Working data

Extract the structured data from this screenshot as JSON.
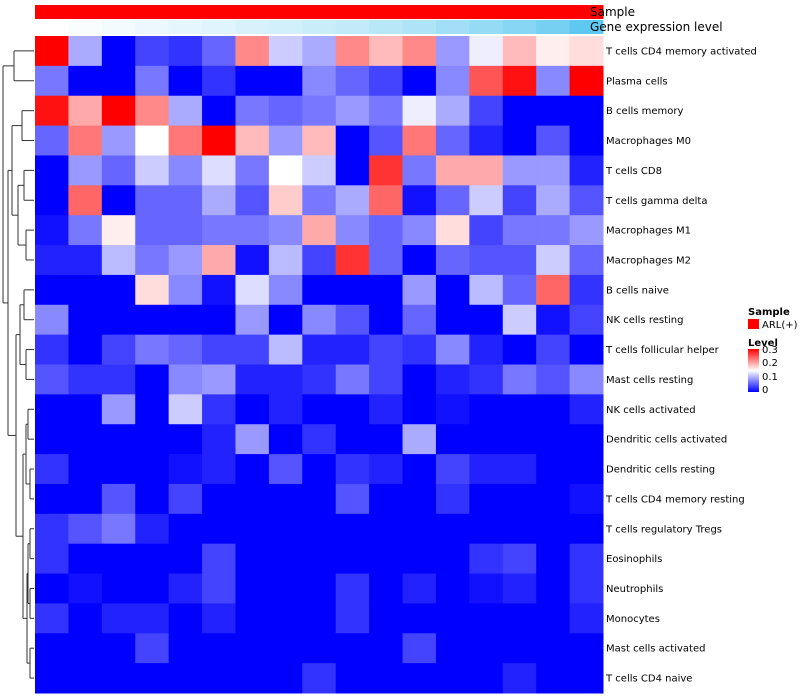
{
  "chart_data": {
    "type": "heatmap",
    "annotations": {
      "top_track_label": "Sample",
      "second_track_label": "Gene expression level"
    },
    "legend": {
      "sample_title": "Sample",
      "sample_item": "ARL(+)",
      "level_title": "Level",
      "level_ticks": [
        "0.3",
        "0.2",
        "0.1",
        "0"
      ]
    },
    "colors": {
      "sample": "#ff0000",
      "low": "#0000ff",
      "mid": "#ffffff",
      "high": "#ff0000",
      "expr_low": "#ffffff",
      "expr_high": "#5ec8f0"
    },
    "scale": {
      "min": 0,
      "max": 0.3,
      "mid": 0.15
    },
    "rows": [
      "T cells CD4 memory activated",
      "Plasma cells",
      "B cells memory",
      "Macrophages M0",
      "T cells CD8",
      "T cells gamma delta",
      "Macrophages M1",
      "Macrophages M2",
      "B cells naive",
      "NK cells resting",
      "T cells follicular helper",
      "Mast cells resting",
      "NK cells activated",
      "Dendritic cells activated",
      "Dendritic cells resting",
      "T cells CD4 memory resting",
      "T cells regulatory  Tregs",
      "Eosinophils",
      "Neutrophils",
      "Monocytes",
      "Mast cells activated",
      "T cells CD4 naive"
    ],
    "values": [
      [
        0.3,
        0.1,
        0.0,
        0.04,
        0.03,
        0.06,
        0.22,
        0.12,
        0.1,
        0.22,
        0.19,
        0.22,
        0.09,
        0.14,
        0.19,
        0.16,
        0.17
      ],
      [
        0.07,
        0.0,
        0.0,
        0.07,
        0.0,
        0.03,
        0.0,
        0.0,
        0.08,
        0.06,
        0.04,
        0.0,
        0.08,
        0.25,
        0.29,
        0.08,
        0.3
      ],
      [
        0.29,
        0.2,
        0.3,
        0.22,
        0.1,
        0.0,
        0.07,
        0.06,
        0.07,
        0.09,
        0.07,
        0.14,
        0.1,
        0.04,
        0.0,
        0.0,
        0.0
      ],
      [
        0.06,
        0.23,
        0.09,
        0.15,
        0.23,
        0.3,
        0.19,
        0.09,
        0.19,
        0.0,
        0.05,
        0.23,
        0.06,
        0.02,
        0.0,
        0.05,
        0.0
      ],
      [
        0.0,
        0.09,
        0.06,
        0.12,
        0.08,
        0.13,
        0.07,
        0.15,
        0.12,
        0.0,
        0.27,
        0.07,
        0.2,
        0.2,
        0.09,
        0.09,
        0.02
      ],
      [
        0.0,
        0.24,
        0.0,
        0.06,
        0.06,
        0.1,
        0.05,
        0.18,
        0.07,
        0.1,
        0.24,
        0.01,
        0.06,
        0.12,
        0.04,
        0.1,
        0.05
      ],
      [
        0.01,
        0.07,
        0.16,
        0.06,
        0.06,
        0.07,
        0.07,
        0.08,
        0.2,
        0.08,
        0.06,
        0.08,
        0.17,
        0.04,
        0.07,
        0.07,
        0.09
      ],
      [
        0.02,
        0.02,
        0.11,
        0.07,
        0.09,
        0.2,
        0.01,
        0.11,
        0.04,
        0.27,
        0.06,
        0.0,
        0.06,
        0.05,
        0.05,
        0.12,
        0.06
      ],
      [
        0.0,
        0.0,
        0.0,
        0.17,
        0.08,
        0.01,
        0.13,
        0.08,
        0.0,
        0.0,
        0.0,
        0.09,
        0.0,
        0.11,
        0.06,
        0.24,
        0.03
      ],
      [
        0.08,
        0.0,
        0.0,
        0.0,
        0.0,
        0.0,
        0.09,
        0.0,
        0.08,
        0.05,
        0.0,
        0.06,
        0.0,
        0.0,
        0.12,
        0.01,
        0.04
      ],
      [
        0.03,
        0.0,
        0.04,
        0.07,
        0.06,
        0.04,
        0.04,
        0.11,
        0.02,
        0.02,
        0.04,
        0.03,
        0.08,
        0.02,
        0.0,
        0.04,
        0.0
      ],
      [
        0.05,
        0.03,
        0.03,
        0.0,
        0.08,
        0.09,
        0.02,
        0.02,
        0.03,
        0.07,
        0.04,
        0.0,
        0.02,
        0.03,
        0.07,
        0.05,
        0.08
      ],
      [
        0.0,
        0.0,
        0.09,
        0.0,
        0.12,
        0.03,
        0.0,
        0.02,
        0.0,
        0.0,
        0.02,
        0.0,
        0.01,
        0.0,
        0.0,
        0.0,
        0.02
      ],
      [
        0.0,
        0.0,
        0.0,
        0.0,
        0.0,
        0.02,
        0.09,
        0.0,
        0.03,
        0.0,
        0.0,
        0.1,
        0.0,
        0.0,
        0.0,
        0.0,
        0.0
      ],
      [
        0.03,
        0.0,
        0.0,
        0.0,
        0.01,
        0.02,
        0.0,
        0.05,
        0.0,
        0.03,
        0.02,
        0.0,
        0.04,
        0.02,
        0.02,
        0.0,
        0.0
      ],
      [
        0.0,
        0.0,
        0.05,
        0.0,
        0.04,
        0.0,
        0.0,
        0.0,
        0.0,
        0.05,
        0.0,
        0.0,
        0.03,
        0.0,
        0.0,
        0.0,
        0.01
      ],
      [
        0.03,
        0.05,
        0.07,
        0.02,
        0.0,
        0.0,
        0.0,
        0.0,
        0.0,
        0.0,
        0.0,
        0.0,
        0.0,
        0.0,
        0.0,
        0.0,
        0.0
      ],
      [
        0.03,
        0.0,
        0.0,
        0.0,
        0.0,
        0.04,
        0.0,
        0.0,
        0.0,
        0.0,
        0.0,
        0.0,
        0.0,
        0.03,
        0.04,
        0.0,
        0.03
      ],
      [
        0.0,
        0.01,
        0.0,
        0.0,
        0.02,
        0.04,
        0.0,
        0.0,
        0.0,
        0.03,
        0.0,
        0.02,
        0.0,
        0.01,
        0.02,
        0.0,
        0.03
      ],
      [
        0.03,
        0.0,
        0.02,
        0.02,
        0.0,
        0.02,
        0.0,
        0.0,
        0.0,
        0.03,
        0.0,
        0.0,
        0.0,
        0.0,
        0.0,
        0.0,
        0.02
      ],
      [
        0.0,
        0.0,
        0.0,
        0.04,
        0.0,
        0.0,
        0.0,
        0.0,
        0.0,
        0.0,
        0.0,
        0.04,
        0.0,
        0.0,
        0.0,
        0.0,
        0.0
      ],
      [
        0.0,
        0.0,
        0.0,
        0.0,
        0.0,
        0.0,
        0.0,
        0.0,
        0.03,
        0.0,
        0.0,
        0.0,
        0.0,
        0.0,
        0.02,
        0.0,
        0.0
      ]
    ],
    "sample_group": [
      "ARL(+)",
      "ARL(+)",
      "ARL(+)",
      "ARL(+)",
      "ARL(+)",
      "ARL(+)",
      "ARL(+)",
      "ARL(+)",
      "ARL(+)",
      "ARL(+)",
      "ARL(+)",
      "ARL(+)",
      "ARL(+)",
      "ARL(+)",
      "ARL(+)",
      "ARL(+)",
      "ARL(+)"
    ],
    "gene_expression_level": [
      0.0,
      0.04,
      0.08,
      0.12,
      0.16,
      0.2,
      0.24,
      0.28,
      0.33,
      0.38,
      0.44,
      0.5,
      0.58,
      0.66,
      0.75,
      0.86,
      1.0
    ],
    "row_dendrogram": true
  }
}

Your assignment
Without the pictures, reproduce every entry exactly as written.

Result of the task
Extract the structured data from this screenshot as JSON.
{
  "chart_data": {
    "type": "heatmap",
    "annotations": {
      "top_track_label": "Sample",
      "second_track_label": "Gene expression level"
    },
    "legend": {
      "sample_title": "Sample",
      "sample_item": "ARL(+)",
      "level_title": "Level",
      "level_ticks": [
        "0.3",
        "0.2",
        "0.1",
        "0"
      ]
    },
    "colors": {
      "sample": "#ff0000",
      "low": "#0000ff",
      "mid": "#ffffff",
      "high": "#ff0000",
      "expr_low": "#ffffff",
      "expr_high": "#5ec8f0"
    },
    "scale": {
      "min": 0,
      "max": 0.3,
      "mid": 0.15
    },
    "rows": [
      "T cells CD4 memory activated",
      "Plasma cells",
      "B cells memory",
      "Macrophages M0",
      "T cells CD8",
      "T cells gamma delta",
      "Macrophages M1",
      "Macrophages M2",
      "B cells naive",
      "NK cells resting",
      "T cells follicular helper",
      "Mast cells resting",
      "NK cells activated",
      "Dendritic cells activated",
      "Dendritic cells resting",
      "T cells CD4 memory resting",
      "T cells regulatory  Tregs",
      "Eosinophils",
      "Neutrophils",
      "Monocytes",
      "Mast cells activated",
      "T cells CD4 naive"
    ],
    "values": [
      [
        0.3,
        0.1,
        0.0,
        0.04,
        0.03,
        0.06,
        0.22,
        0.12,
        0.1,
        0.22,
        0.19,
        0.22,
        0.09,
        0.14,
        0.19,
        0.16,
        0.17
      ],
      [
        0.07,
        0.0,
        0.0,
        0.07,
        0.0,
        0.03,
        0.0,
        0.0,
        0.08,
        0.06,
        0.04,
        0.0,
        0.08,
        0.25,
        0.29,
        0.08,
        0.3
      ],
      [
        0.29,
        0.2,
        0.3,
        0.22,
        0.1,
        0.0,
        0.07,
        0.06,
        0.07,
        0.09,
        0.07,
        0.14,
        0.1,
        0.04,
        0.0,
        0.0,
        0.0
      ],
      [
        0.06,
        0.23,
        0.09,
        0.15,
        0.23,
        0.3,
        0.19,
        0.09,
        0.19,
        0.0,
        0.05,
        0.23,
        0.06,
        0.02,
        0.0,
        0.05,
        0.0
      ],
      [
        0.0,
        0.09,
        0.06,
        0.12,
        0.08,
        0.13,
        0.07,
        0.15,
        0.12,
        0.0,
        0.27,
        0.07,
        0.2,
        0.2,
        0.09,
        0.09,
        0.02
      ],
      [
        0.0,
        0.24,
        0.0,
        0.06,
        0.06,
        0.1,
        0.05,
        0.18,
        0.07,
        0.1,
        0.24,
        0.01,
        0.06,
        0.12,
        0.04,
        0.1,
        0.05
      ],
      [
        0.01,
        0.07,
        0.16,
        0.06,
        0.06,
        0.07,
        0.07,
        0.08,
        0.2,
        0.08,
        0.06,
        0.08,
        0.17,
        0.04,
        0.07,
        0.07,
        0.09
      ],
      [
        0.02,
        0.02,
        0.11,
        0.07,
        0.09,
        0.2,
        0.01,
        0.11,
        0.04,
        0.27,
        0.06,
        0.0,
        0.06,
        0.05,
        0.05,
        0.12,
        0.06
      ],
      [
        0.0,
        0.0,
        0.0,
        0.17,
        0.08,
        0.01,
        0.13,
        0.08,
        0.0,
        0.0,
        0.0,
        0.09,
        0.0,
        0.11,
        0.06,
        0.24,
        0.03
      ],
      [
        0.08,
        0.0,
        0.0,
        0.0,
        0.0,
        0.0,
        0.09,
        0.0,
        0.08,
        0.05,
        0.0,
        0.06,
        0.0,
        0.0,
        0.12,
        0.01,
        0.04
      ],
      [
        0.03,
        0.0,
        0.04,
        0.07,
        0.06,
        0.04,
        0.04,
        0.11,
        0.02,
        0.02,
        0.04,
        0.03,
        0.08,
        0.02,
        0.0,
        0.04,
        0.0
      ],
      [
        0.05,
        0.03,
        0.03,
        0.0,
        0.08,
        0.09,
        0.02,
        0.02,
        0.03,
        0.07,
        0.04,
        0.0,
        0.02,
        0.03,
        0.07,
        0.05,
        0.08
      ],
      [
        0.0,
        0.0,
        0.09,
        0.0,
        0.12,
        0.03,
        0.0,
        0.02,
        0.0,
        0.0,
        0.02,
        0.0,
        0.01,
        0.0,
        0.0,
        0.0,
        0.02
      ],
      [
        0.0,
        0.0,
        0.0,
        0.0,
        0.0,
        0.02,
        0.09,
        0.0,
        0.03,
        0.0,
        0.0,
        0.1,
        0.0,
        0.0,
        0.0,
        0.0,
        0.0
      ],
      [
        0.03,
        0.0,
        0.0,
        0.0,
        0.01,
        0.02,
        0.0,
        0.05,
        0.0,
        0.03,
        0.02,
        0.0,
        0.04,
        0.02,
        0.02,
        0.0,
        0.0
      ],
      [
        0.0,
        0.0,
        0.05,
        0.0,
        0.04,
        0.0,
        0.0,
        0.0,
        0.0,
        0.05,
        0.0,
        0.0,
        0.03,
        0.0,
        0.0,
        0.0,
        0.01
      ],
      [
        0.03,
        0.05,
        0.07,
        0.02,
        0.0,
        0.0,
        0.0,
        0.0,
        0.0,
        0.0,
        0.0,
        0.0,
        0.0,
        0.0,
        0.0,
        0.0,
        0.0
      ],
      [
        0.03,
        0.0,
        0.0,
        0.0,
        0.0,
        0.04,
        0.0,
        0.0,
        0.0,
        0.0,
        0.0,
        0.0,
        0.0,
        0.03,
        0.04,
        0.0,
        0.03
      ],
      [
        0.0,
        0.01,
        0.0,
        0.0,
        0.02,
        0.04,
        0.0,
        0.0,
        0.0,
        0.03,
        0.0,
        0.02,
        0.0,
        0.01,
        0.02,
        0.0,
        0.03
      ],
      [
        0.03,
        0.0,
        0.02,
        0.02,
        0.0,
        0.02,
        0.0,
        0.0,
        0.0,
        0.03,
        0.0,
        0.0,
        0.0,
        0.0,
        0.0,
        0.0,
        0.02
      ],
      [
        0.0,
        0.0,
        0.0,
        0.04,
        0.0,
        0.0,
        0.0,
        0.0,
        0.0,
        0.0,
        0.0,
        0.04,
        0.0,
        0.0,
        0.0,
        0.0,
        0.0
      ],
      [
        0.0,
        0.0,
        0.0,
        0.0,
        0.0,
        0.0,
        0.0,
        0.0,
        0.03,
        0.0,
        0.0,
        0.0,
        0.0,
        0.0,
        0.02,
        0.0,
        0.0
      ]
    ],
    "sample_group": [
      "ARL(+)",
      "ARL(+)",
      "ARL(+)",
      "ARL(+)",
      "ARL(+)",
      "ARL(+)",
      "ARL(+)",
      "ARL(+)",
      "ARL(+)",
      "ARL(+)",
      "ARL(+)",
      "ARL(+)",
      "ARL(+)",
      "ARL(+)",
      "ARL(+)",
      "ARL(+)",
      "ARL(+)"
    ],
    "gene_expression_level": [
      0.0,
      0.04,
      0.08,
      0.12,
      0.16,
      0.2,
      0.24,
      0.28,
      0.33,
      0.38,
      0.44,
      0.5,
      0.58,
      0.66,
      0.75,
      0.86,
      1.0
    ],
    "row_dendrogram": true
  }
}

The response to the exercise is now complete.